▼

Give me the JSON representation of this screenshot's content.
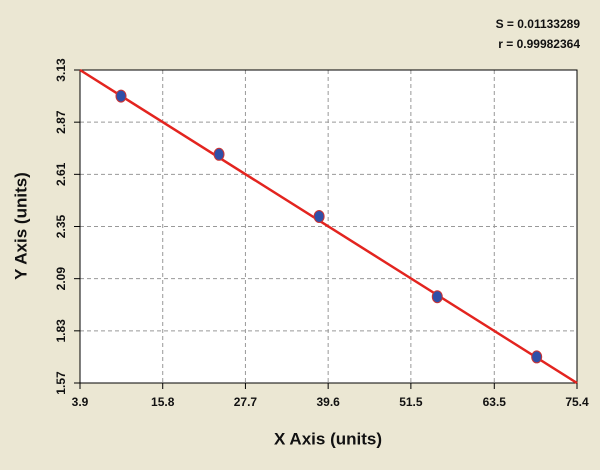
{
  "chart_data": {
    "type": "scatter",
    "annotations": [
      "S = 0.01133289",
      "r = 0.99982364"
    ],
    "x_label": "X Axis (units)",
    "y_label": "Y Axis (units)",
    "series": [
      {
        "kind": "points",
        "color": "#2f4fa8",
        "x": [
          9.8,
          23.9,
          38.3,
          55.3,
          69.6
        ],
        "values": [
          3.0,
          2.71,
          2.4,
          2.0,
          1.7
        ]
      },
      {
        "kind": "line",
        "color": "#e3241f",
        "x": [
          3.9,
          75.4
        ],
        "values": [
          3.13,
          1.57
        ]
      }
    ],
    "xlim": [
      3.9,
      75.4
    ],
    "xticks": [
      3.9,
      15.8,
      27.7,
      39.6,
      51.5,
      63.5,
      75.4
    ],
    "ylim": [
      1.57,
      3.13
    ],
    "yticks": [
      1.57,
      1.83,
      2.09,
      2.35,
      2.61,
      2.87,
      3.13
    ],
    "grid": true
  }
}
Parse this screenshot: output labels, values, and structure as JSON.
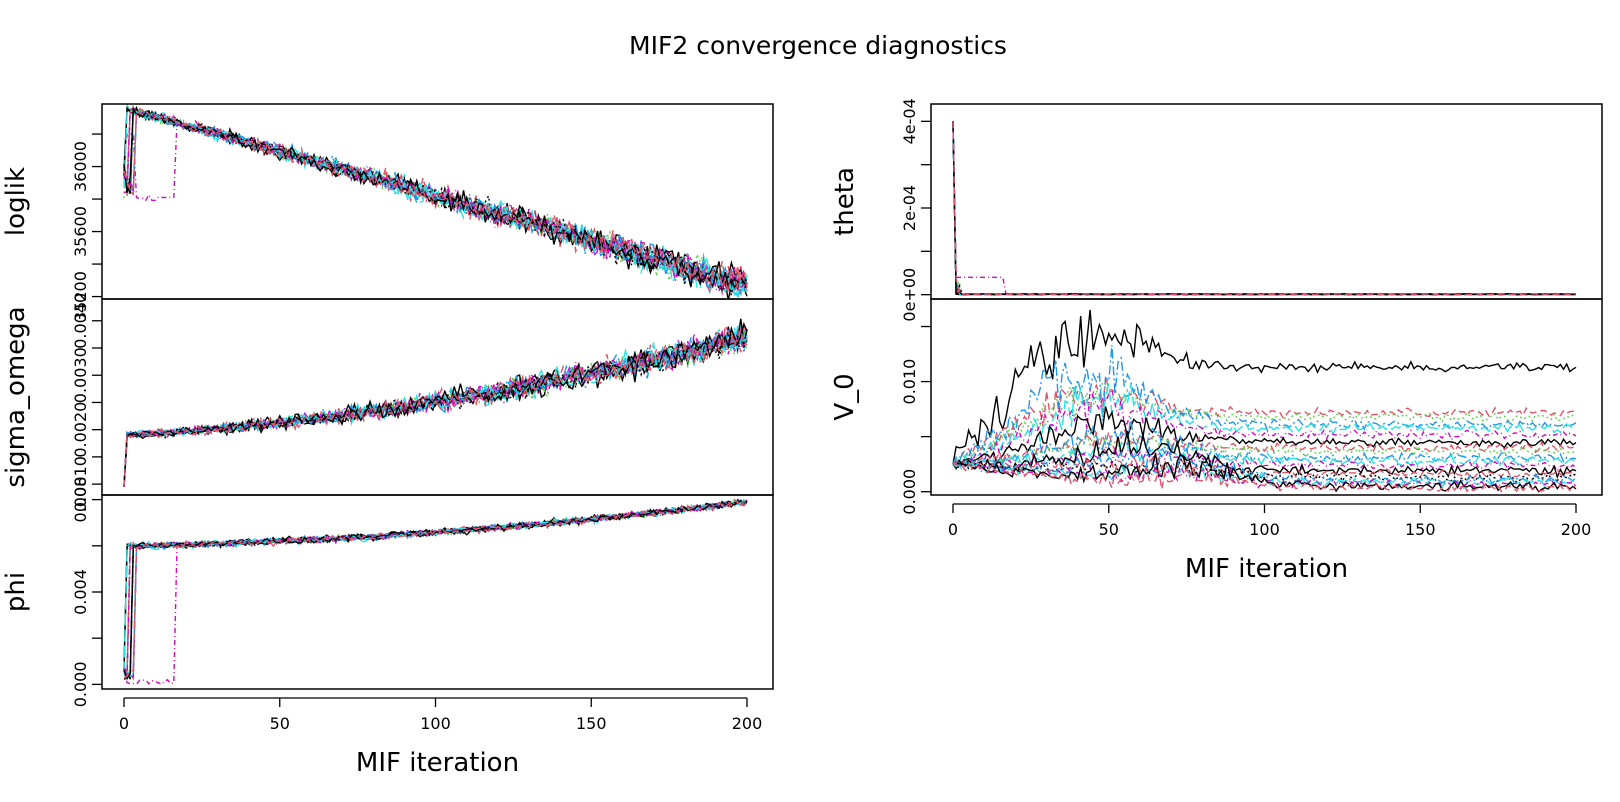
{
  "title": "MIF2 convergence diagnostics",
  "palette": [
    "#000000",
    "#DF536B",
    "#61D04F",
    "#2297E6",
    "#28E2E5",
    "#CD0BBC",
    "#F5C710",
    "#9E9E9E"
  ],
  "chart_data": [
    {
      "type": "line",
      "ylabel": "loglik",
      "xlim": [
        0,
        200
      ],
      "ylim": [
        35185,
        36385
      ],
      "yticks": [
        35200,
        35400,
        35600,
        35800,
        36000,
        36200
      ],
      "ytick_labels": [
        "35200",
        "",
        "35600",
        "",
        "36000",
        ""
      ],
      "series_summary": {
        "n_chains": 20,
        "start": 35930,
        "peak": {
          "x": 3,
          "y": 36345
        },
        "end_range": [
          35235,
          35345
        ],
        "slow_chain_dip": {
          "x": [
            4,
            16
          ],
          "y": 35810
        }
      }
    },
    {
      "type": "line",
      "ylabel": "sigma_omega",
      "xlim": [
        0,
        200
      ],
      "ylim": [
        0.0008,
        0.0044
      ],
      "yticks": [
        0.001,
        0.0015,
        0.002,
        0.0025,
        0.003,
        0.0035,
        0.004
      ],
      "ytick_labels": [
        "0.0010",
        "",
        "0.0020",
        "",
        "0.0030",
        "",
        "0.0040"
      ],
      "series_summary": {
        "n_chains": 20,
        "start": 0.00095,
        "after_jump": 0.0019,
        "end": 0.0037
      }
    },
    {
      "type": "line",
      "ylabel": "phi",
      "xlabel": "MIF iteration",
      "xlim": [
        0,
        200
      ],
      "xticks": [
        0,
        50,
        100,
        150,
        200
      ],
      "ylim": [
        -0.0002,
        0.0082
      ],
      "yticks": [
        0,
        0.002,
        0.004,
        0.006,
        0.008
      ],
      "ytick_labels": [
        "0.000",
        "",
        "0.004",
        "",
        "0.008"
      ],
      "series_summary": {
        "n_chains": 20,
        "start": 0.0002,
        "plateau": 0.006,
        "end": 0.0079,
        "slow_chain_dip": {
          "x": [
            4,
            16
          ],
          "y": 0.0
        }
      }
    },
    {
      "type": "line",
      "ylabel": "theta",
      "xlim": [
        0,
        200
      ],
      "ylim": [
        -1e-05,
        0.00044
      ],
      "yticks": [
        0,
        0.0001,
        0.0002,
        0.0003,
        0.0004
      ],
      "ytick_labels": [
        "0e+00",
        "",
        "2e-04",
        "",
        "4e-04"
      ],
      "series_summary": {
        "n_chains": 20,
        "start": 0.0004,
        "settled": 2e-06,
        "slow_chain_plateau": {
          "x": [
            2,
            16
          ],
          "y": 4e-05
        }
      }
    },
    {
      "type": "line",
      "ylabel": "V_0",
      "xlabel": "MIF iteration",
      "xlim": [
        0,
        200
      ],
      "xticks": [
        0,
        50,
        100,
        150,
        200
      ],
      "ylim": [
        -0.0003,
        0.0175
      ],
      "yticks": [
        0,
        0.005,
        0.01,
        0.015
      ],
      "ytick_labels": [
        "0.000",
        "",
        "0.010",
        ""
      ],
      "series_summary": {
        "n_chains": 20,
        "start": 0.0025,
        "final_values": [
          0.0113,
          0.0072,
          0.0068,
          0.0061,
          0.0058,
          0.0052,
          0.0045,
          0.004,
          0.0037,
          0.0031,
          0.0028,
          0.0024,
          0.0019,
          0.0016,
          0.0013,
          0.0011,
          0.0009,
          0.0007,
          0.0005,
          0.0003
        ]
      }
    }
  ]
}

▲

Direction
The entries above are to be returned exactly, without their pictures.

Worked solution
Give me the JSON representation of this screenshot's content.
{
  "chart_data": {
    "type": "scatter",
    "annotations": [
      "S = 0.01133289",
      "r = 0.99982364"
    ],
    "x_label": "X Axis (units)",
    "y_label": "Y Axis (units)",
    "series": [
      {
        "kind": "points",
        "color": "#2f4fa8",
        "x": [
          9.8,
          23.9,
          38.3,
          55.3,
          69.6
        ],
        "values": [
          3.0,
          2.71,
          2.4,
          2.0,
          1.7
        ]
      },
      {
        "kind": "line",
        "color": "#e3241f",
        "x": [
          3.9,
          75.4
        ],
        "values": [
          3.13,
          1.57
        ]
      }
    ],
    "xlim": [
      3.9,
      75.4
    ],
    "xticks": [
      3.9,
      15.8,
      27.7,
      39.6,
      51.5,
      63.5,
      75.4
    ],
    "ylim": [
      1.57,
      3.13
    ],
    "yticks": [
      1.57,
      1.83,
      2.09,
      2.35,
      2.61,
      2.87,
      3.13
    ],
    "grid": true
  }
}
Parse this screenshot: output labels, values, and structure as JSON.
{
  "title": "MIF2 convergence diagnostics",
  "palette": [
    "#000000",
    "#DF536B",
    "#61D04F",
    "#2297E6",
    "#28E2E5",
    "#CD0BBC",
    "#F5C710",
    "#9E9E9E"
  ],
  "chart_data": [
    {
      "type": "line",
      "ylabel": "loglik",
      "xlim": [
        0,
        200
      ],
      "ylim": [
        35185,
        36385
      ],
      "yticks": [
        35200,
        35400,
        35600,
        35800,
        36000,
        36200
      ],
      "ytick_labels": [
        "35200",
        "",
        "35600",
        "",
        "36000",
        ""
      ],
      "series_summary": {
        "n_chains": 20,
        "start": 35930,
        "peak": {
          "x": 3,
          "y": 36345
        },
        "end_range": [
          35235,
          35345
        ],
        "slow_chain_dip": {
          "x": [
            4,
            16
          ],
          "y": 35810
        }
      }
    },
    {
      "type": "line",
      "ylabel": "sigma_omega",
      "xlim": [
        0,
        200
      ],
      "ylim": [
        0.0008,
        0.0044
      ],
      "yticks": [
        0.001,
        0.0015,
        0.002,
        0.0025,
        0.003,
        0.0035,
        0.004
      ],
      "ytick_labels": [
        "0.0010",
        "",
        "0.0020",
        "",
        "0.0030",
        "",
        "0.0040"
      ],
      "series_summary": {
        "n_chains": 20,
        "start": 0.00095,
        "after_jump": 0.0019,
        "end": 0.0037
      }
    },
    {
      "type": "line",
      "ylabel": "phi",
      "xlabel": "MIF iteration",
      "xlim": [
        0,
        200
      ],
      "xticks": [
        0,
        50,
        100,
        150,
        200
      ],
      "ylim": [
        -0.0002,
        0.0082
      ],
      "yticks": [
        0,
        0.002,
        0.004,
        0.006,
        0.008
      ],
      "ytick_labels": [
        "0.000",
        "",
        "0.004",
        "",
        "0.008"
      ],
      "series_summary": {
        "n_chains": 20,
        "start": 0.0002,
        "plateau": 0.006,
        "end": 0.0079,
        "slow_chain_dip": {
          "x": [
            4,
            16
          ],
          "y": 0.0
        }
      }
    },
    {
      "type": "line",
      "ylabel": "theta",
      "xlim": [
        0,
        200
      ],
      "ylim": [
        -1e-05,
        0.00044
      ],
      "yticks": [
        0,
        0.0001,
        0.0002,
        0.0003,
        0.0004
      ],
      "ytick_labels": [
        "0e+00",
        "",
        "2e-04",
        "",
        "4e-04"
      ],
      "series_summary": {
        "n_chains": 20,
        "start": 0.0004,
        "settled": 2e-06,
        "slow_chain_plateau": {
          "x": [
            2,
            16
          ],
          "y": 4e-05
        }
      }
    },
    {
      "type": "line",
      "ylabel": "V_0",
      "xlabel": "MIF iteration",
      "xlim": [
        0,
        200
      ],
      "xticks": [
        0,
        50,
        100,
        150,
        200
      ],
      "ylim": [
        -0.0003,
        0.0175
      ],
      "yticks": [
        0,
        0.005,
        0.01,
        0.015
      ],
      "ytick_labels": [
        "0.000",
        "",
        "0.010",
        ""
      ],
      "series_summary": {
        "n_chains": 20,
        "start": 0.0025,
        "final_values": [
          0.0113,
          0.0072,
          0.0068,
          0.0061,
          0.0058,
          0.0052,
          0.0045,
          0.004,
          0.0037,
          0.0031,
          0.0028,
          0.0024,
          0.0019,
          0.0016,
          0.0013,
          0.0011,
          0.0009,
          0.0007,
          0.0005,
          0.0003
        ]
      }
    }
  ]
}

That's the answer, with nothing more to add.